## The request
Leave out the pictures and copy everything else in the entries exactly.

━━ Rows

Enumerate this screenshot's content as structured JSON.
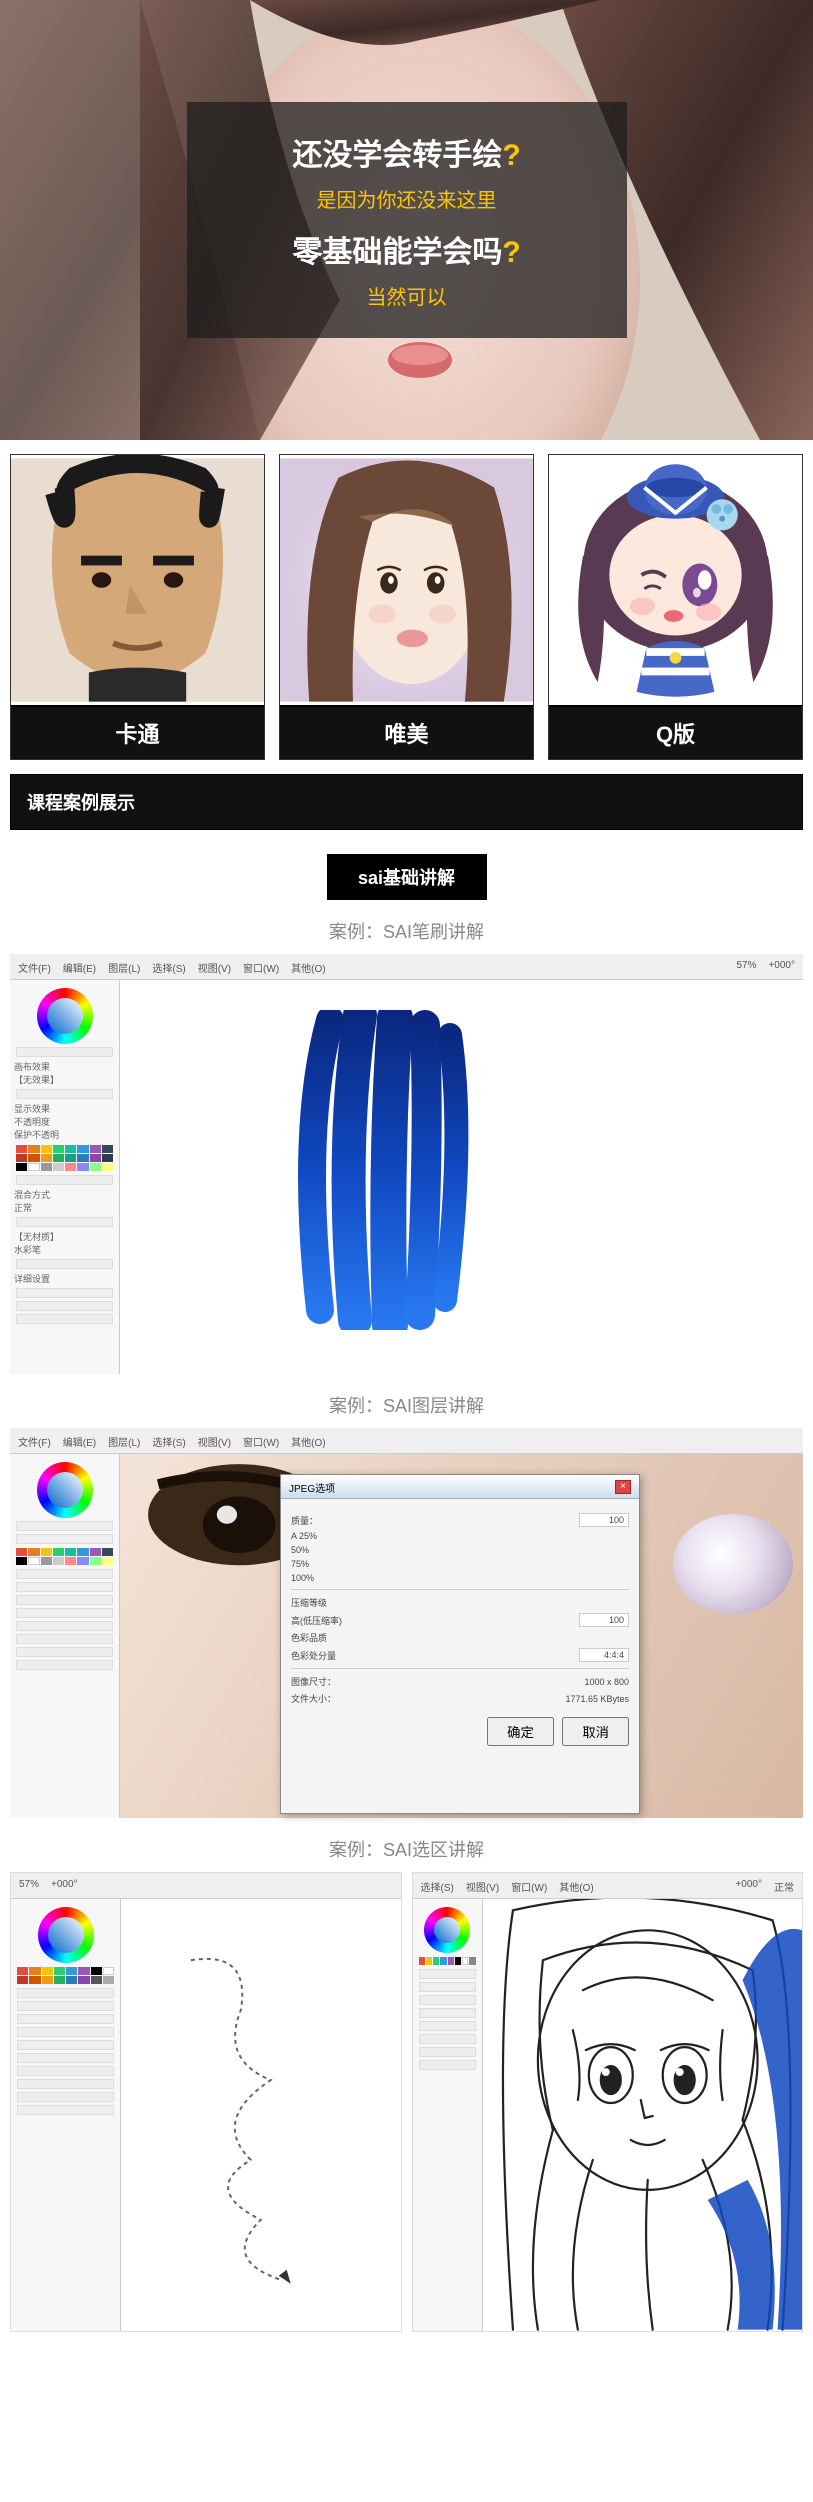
{
  "hero": {
    "q1_pre": "还没学会转手绘",
    "q1_mark": "?",
    "a1": "是因为你还没来这里",
    "q2_pre": "零基础能学会吗",
    "q2_mark": "?",
    "a2": "当然可以"
  },
  "styles": [
    {
      "label": "卡通"
    },
    {
      "label": "唯美"
    },
    {
      "label": "Q版"
    }
  ],
  "section_bar": "课程案例展示",
  "sai_badge": "sai基础讲解",
  "cases": [
    {
      "title": "案例：SAI笔刷讲解"
    },
    {
      "title": "案例：SAI图层讲解"
    },
    {
      "title": "案例：SAI选区讲解"
    }
  ],
  "sai_menu": [
    "文件(F)",
    "编辑(E)",
    "图层(L)",
    "选择(S)",
    "视图(V)",
    "窗口(W)",
    "其他(O)"
  ],
  "sai_toolbar": {
    "zoom": "57%",
    "angle": "+000°",
    "tool": "正常"
  },
  "jpeg_dialog": {
    "title": "JPEG选项",
    "rows": [
      {
        "k": "质量：",
        "v": "100"
      },
      {
        "k": "A 25%",
        "v": ""
      },
      {
        "k": "50%",
        "v": ""
      },
      {
        "k": "75%",
        "v": ""
      },
      {
        "k": "100%",
        "v": ""
      },
      {
        "k": "压缩等级",
        "v": ""
      },
      {
        "k": "高(低压缩率)",
        "v": "100"
      },
      {
        "k": "色彩品质",
        "v": ""
      },
      {
        "k": "色彩处分量",
        "v": "4:4:4"
      },
      {
        "k": "图像尺寸：",
        "v": "1000 x 800"
      },
      {
        "k": "文件大小：",
        "v": "1771.65 KBytes"
      }
    ],
    "ok": "确定",
    "cancel": "取消"
  },
  "sai_left_labels": [
    "画布效果",
    "【无效果】",
    "显示效果",
    "不透明度",
    "保护不透明",
    "混合方式",
    "正常",
    "【无材质】",
    "水彩笔",
    "详细设置"
  ],
  "swatch_colors": [
    "#e74c3c",
    "#e67e22",
    "#f1c40f",
    "#2ecc71",
    "#1abc9c",
    "#3498db",
    "#9b59b6",
    "#34495e",
    "#c0392b",
    "#d35400",
    "#f39c12",
    "#27ae60",
    "#16a085",
    "#2980b9",
    "#8e44ad",
    "#2c3e50",
    "#ecf0f1",
    "#bdc3c7",
    "#95a5a6",
    "#7f8c8d",
    "#000",
    "#fff",
    "#f88",
    "#88f"
  ]
}
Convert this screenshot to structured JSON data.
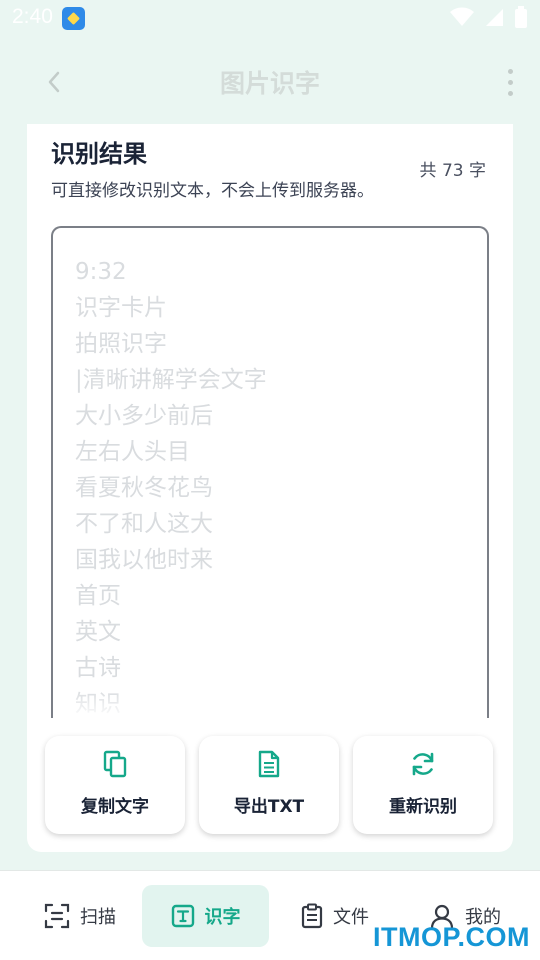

━━━━

## Response to this task
Enumerate this screenshot's content as structured JSON.
{
  "hero": {
    "q1_pre": "还没学会转手绘",
    "q1_mark": "?",
    "a1": "是因为你还没来这里",
    "q2_pre": "零基础能学会吗",
    "q2_mark": "?",
    "a2": "当然可以"
  },
  "styles": [
    {
      "label": "卡通"
    },
    {
      "label": "唯美"
    },
    {
      "label": "Q版"
    }
  ],
  "section_bar": "课程案例展示",
  "sai_badge": "sai基础讲解",
  "cases": [
    {
      "title": "案例：SAI笔刷讲解"
    },
    {
      "title": "案例：SAI图层讲解"
    },
    {
      "title": "案例：SAI选区讲解"
    }
  ],
  "sai_menu": [
    "文件(F)",
    "编辑(E)",
    "图层(L)",
    "选择(S)",
    "视图(V)",
    "窗口(W)",
    "其他(O)"
  ],
  "sai_toolbar": {
    "zoom": "57%",
    "angle": "+000°",
    "tool": "正常"
  },
  "jpeg_dialog": {
    "title": "JPEG选项",
    "rows": [
      {
        "k": "质量：",
        "v": "100"
      },
      {
        "k": "A 25%",
        "v": ""
      },
      {
        "k": "50%",
        "v": ""
      },
      {
        "k": "75%",
        "v": ""
      },
      {
        "k": "100%",
        "v": ""
      },
      {
        "k": "压缩等级",
        "v": ""
      },
      {
        "k": "高(低压缩率)",
        "v": "100"
      },
      {
        "k": "色彩品质",
        "v": ""
      },
      {
        "k": "色彩处分量",
        "v": "4:4:4"
      },
      {
        "k": "图像尺寸：",
        "v": "1000 x 800"
      },
      {
        "k": "文件大小：",
        "v": "1771.65 KBytes"
      }
    ],
    "ok": "确定",
    "cancel": "取消"
  },
  "sai_left_labels": [
    "画布效果",
    "【无效果】",
    "显示效果",
    "不透明度",
    "保护不透明",
    "混合方式",
    "正常",
    "【无材质】",
    "水彩笔",
    "详细设置"
  ],
  "swatch_colors": [
    "#e74c3c",
    "#e67e22",
    "#f1c40f",
    "#2ecc71",
    "#1abc9c",
    "#3498db",
    "#9b59b6",
    "#34495e",
    "#c0392b",
    "#d35400",
    "#f39c12",
    "#27ae60",
    "#16a085",
    "#2980b9",
    "#8e44ad",
    "#2c3e50",
    "#ecf0f1",
    "#bdc3c7",
    "#95a5a6",
    "#7f8c8d",
    "#000",
    "#fff",
    "#f88",
    "#88f"
  ]
}
Convert this screenshot to structured JSON data.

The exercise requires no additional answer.